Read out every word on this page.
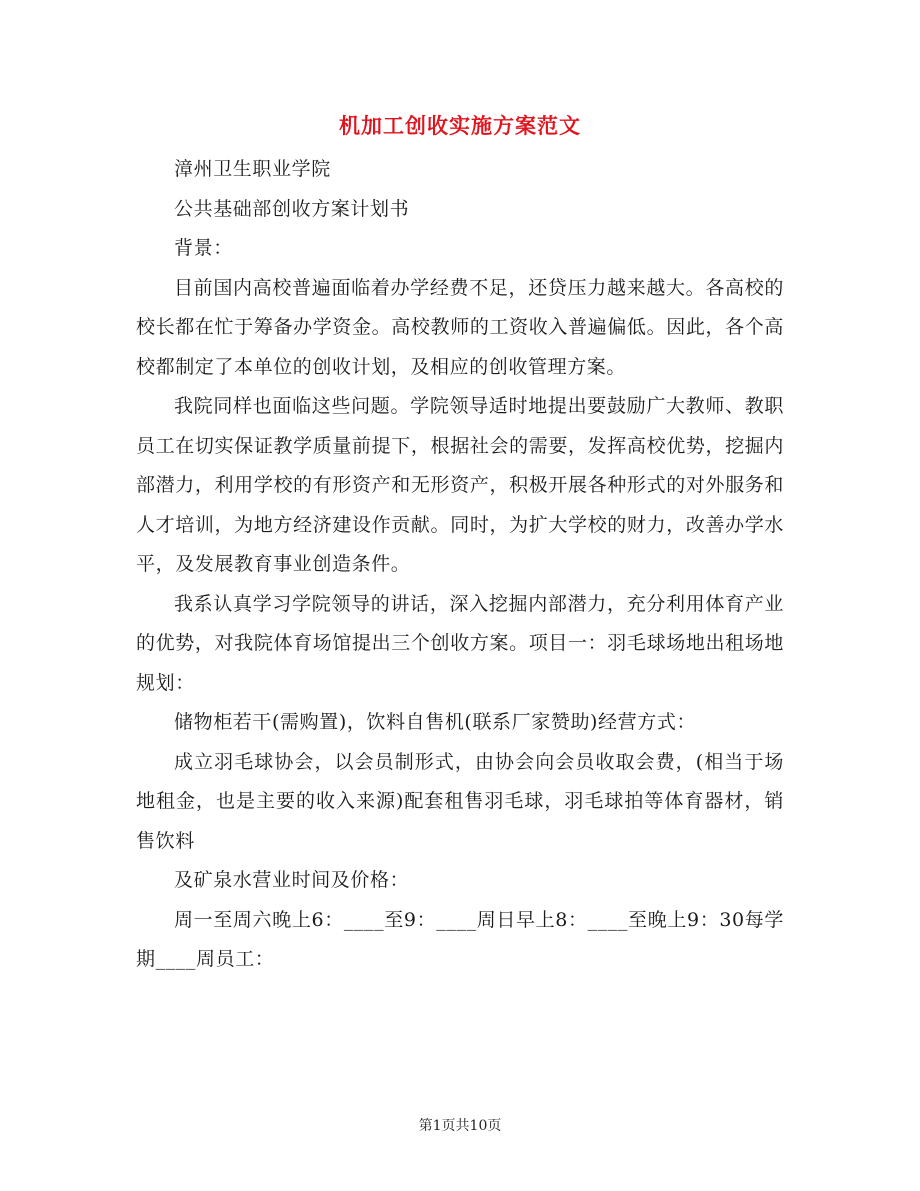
机加工创收实施方案范文

漳州卫生职业学院

公共基础部创收方案计划书

背景：

目前国内高校普遍面临着办学经费不足，还贷压力越来越大。各高校的校长都在忙于筹备办学资金。高校教师的工资收入普遍偏低。因此，各个高校都制定了本单位的创收计划，及相应的创收管理方案。

我院同样也面临这些问题。学院领导适时地提出要鼓励广大教师、教职员工在切实保证教学质量前提下，根据社会的需要，发挥高校优势，挖掘内部潜力，利用学校的有形资产和无形资产，积极开展各种形式的对外服务和人才培训，为地方经济建设作贡献。同时，为扩大学校的财力，改善办学水平，及发展教育事业创造条件。

我系认真学习学院领导的讲话，深入挖掘内部潜力，充分利用体育产业的优势，对我院体育场馆提出三个创收方案。项目一：羽毛球场地出租场地规划：

储物柜若干(需购置)，饮料自售机(联系厂家赞助)经营方式：

成立羽毛球协会，以会员制形式，由协会向会员收取会费，(相当于场地租金，也是主要的收入来源)配套租售羽毛球，羽毛球拍等体育器材，销售饮料

及矿泉水营业时间及价格：

周一至周六晚上6：____至9：____周日早上8：____至晚上9：30每学期____周员工：

第1页共10页
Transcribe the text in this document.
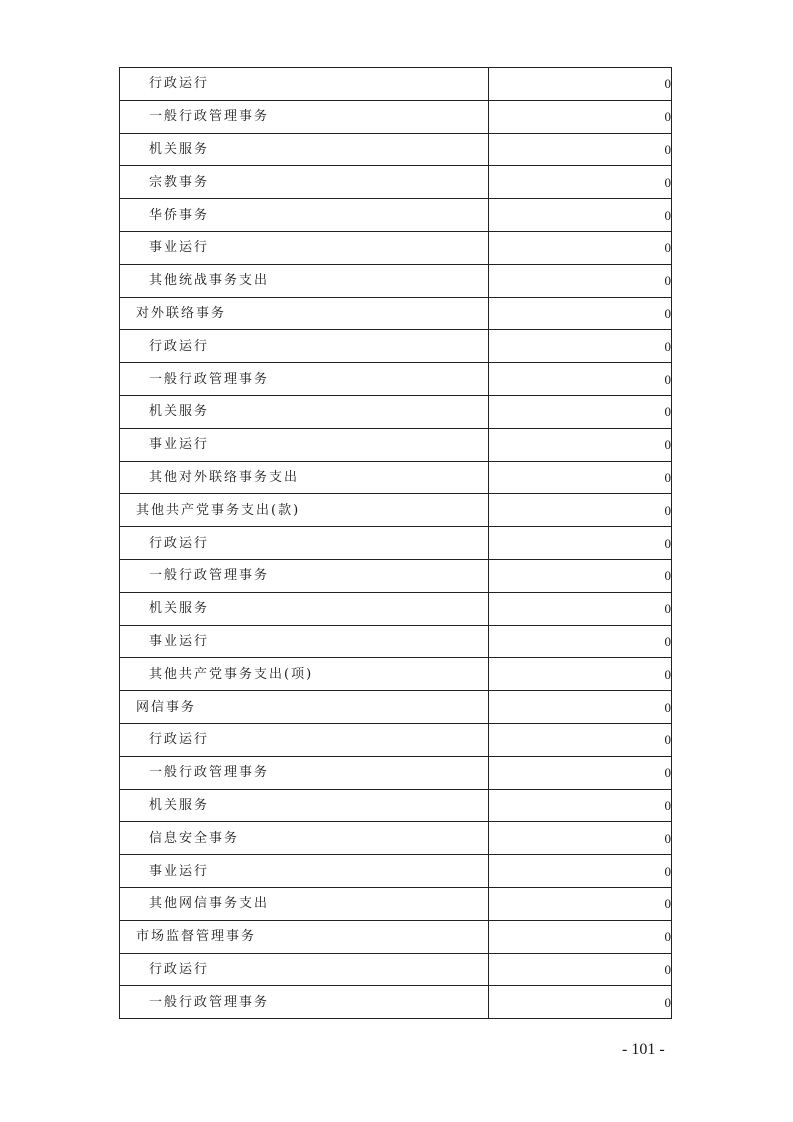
行政运行	0
一般行政管理事务	0
机关服务	0
宗教事务	0
华侨事务	0
事业运行	0
其他统战事务支出	0
对外联络事务	0
行政运行	0
一般行政管理事务	0
机关服务	0
事业运行	0
其他对外联络事务支出	0
其他共产党事务支出(款)	0
行政运行	0
一般行政管理事务	0
机关服务	0
事业运行	0
其他共产党事务支出(项)	0
网信事务	0
行政运行	0
一般行政管理事务	0
机关服务	0
信息安全事务	0
事业运行	0
其他网信事务支出	0
市场监督管理事务	0
行政运行	0
一般行政管理事务	0
- 101 -
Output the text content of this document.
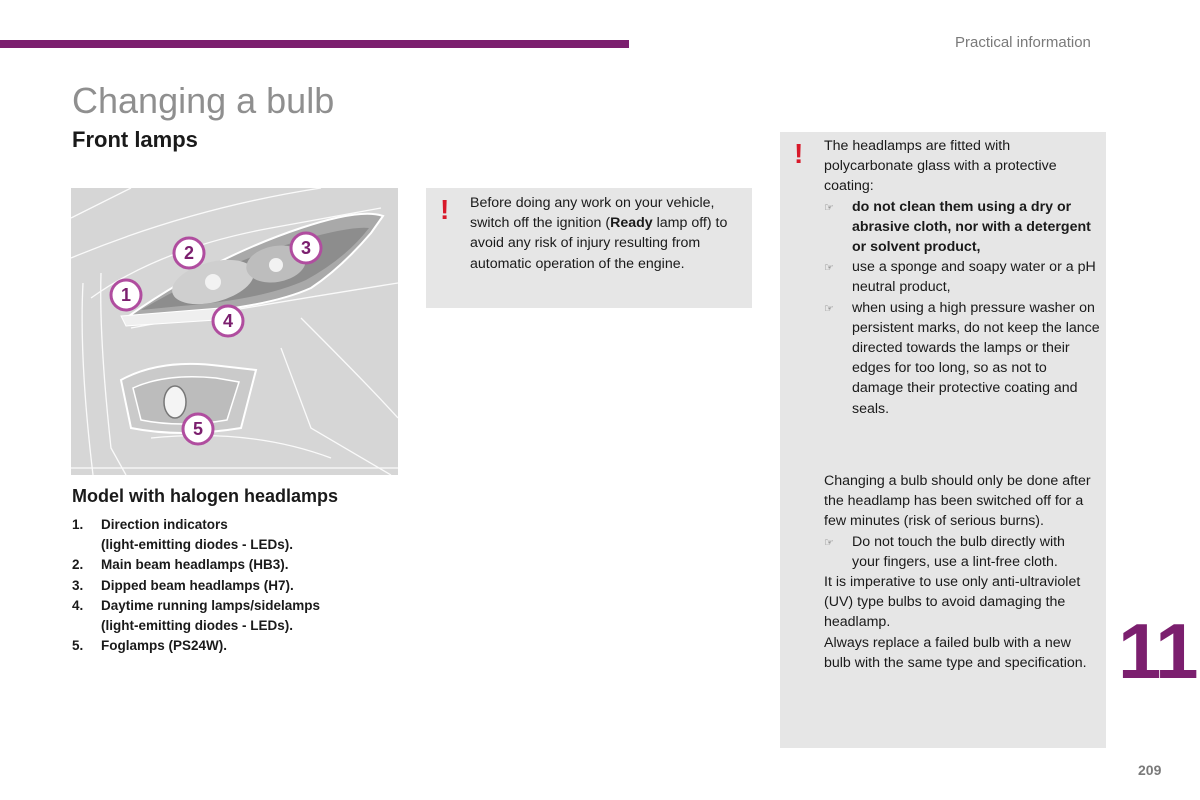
Practical information
Changing a bulb
Front lamps
1
2	3
4
5
Model with halogen headlamps
1.	Direction indicators
(light-emitting diodes - LEDs).
2.	Main beam headlamps (HB3).
3.	Dipped beam headlamps (H7).
4.	Daytime running lamps/sidelamps
(light-emitting diodes - LEDs).
5.	Foglamps (PS24W).
! Before doing any work on your vehicle, switch off the ignition (Ready lamp off) to avoid any risk of injury resulting from automatic operation of the engine.
! The headlamps are fitted with polycarbonate glass with a protective coating:
☞	do not clean them using a dry or abrasive cloth, nor with a detergent or solvent product,
☞	use a sponge and soapy water or a pH neutral product,
☞	when using a high pressure washer on persistent marks, do not keep the lance directed towards the lamps or their edges for too long, so as not to damage their protective coating and seals.
Changing a bulb should only be done after the headlamp has been switched off for a few minutes (risk of serious burns).
☞	Do not touch the bulb directly with your fingers, use a lint-free cloth.
It is imperative to use only anti-ultraviolet (UV) type bulbs to avoid damaging the headlamp.
Always replace a failed bulb with a new bulb with the same type and specification. 11
209
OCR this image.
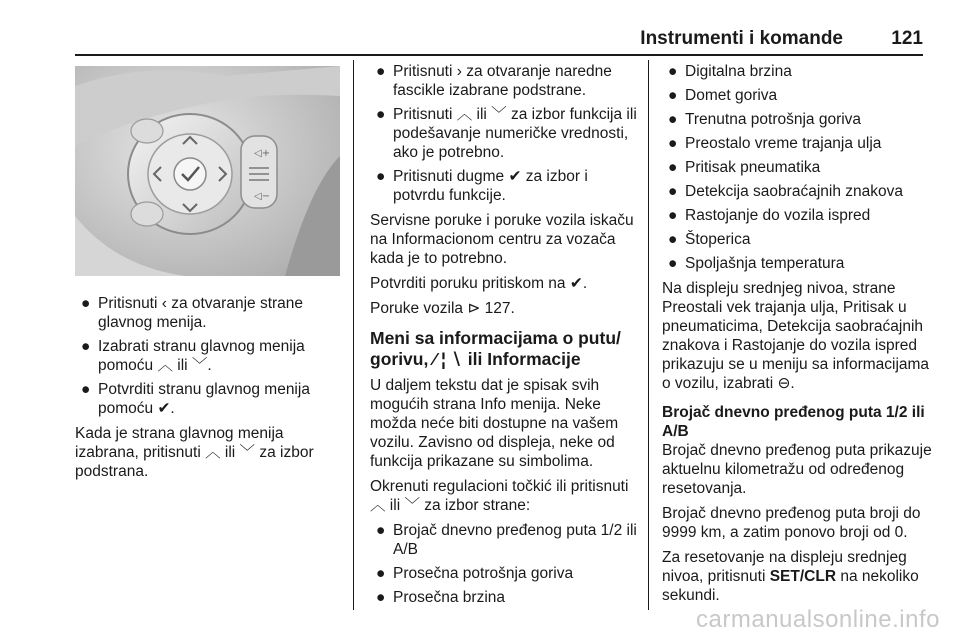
Instrumenti i komande	121
◁+
◁−
● Pritisnuti ‹ za otvaranje strane glavnog menija.
● Izabrati stranu glavnog menija pomoću ︿ ili ﹀.
● Potvrditi stranu glavnog menija pomoću ✔.

Kada je strana glavnog menija izabrana, pritisnuti ︿ ili ﹀ za izbor podstrana.

● Pritisnuti › za otvaranje naredne fascikle izabrane podstrane.
● Pritisnuti ︿ ili ﹀ za izbor funkcija ili podešavanje numeričke vrednosti, ako je potrebno.
● Pritisnuti dugme ✔ za izbor i potvrdu funkcije.

Servisne poruke i poruke vozila iskaču na Informacionom centru za vozača kada je to potrebno.

Potvrditi poruku pritiskom na ✔.

Poruke vozila ⊳ 127.

Meni sa informacijama o putu/ gorivu, ⁄ ¦ ∖ ili Informacije

U daljem tekstu dat je spisak svih mogućih strana Info menija. Neke možda neće biti dostupne na vašem vozilu. Zavisno od displeja, neke od funkcija prikazane su simbolima.

Okrenuti regulacioni točkić ili pritisnuti ︿ ili ﹀ za izbor strane:

● Brojač dnevno pređenog puta 1/2 ili A/B
● Prosečna potrošnja goriva
● Prosečna brzina
● Digitalna brzina
● Domet goriva
● Trenutna potrošnja goriva
● Preostalo vreme trajanja ulja
● Pritisak pneumatika
● Detekcija saobraćajnih znakova
● Rastojanje do vozila ispred
● Štoperica
● Spoljašnja temperatura

Na displeju srednjeg nivoa, strane Preostali vek trajanja ulja, Pritisak u pneumaticima, Detekcija saobraćajnih znakova i Rastojanje do vozila ispred prikazuju se u meniju sa informacijama o vozilu, izabrati ⊖.

Brojač dnevno pređenog puta 1/2 ili A/B

Brojač dnevno pređenog puta prikazuje aktuelnu kilometražu od određenog resetovanja.

Brojač dnevno pređenog puta broji do 9999 km, a zatim ponovo broji od 0.

Za resetovanje na displeju srednjeg nivoa, pritisnuti SET/CLR na nekoliko sekundi.

carmanualsonline.info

AIM OF THE TASK »
In the entries above, find each line with the word "Changing" and show it.

PROBLEM SOLUTION »
Changing a bulb
Changing a bulb should only be done after the headlamp has been switched off for a few minutes (risk of serious burns).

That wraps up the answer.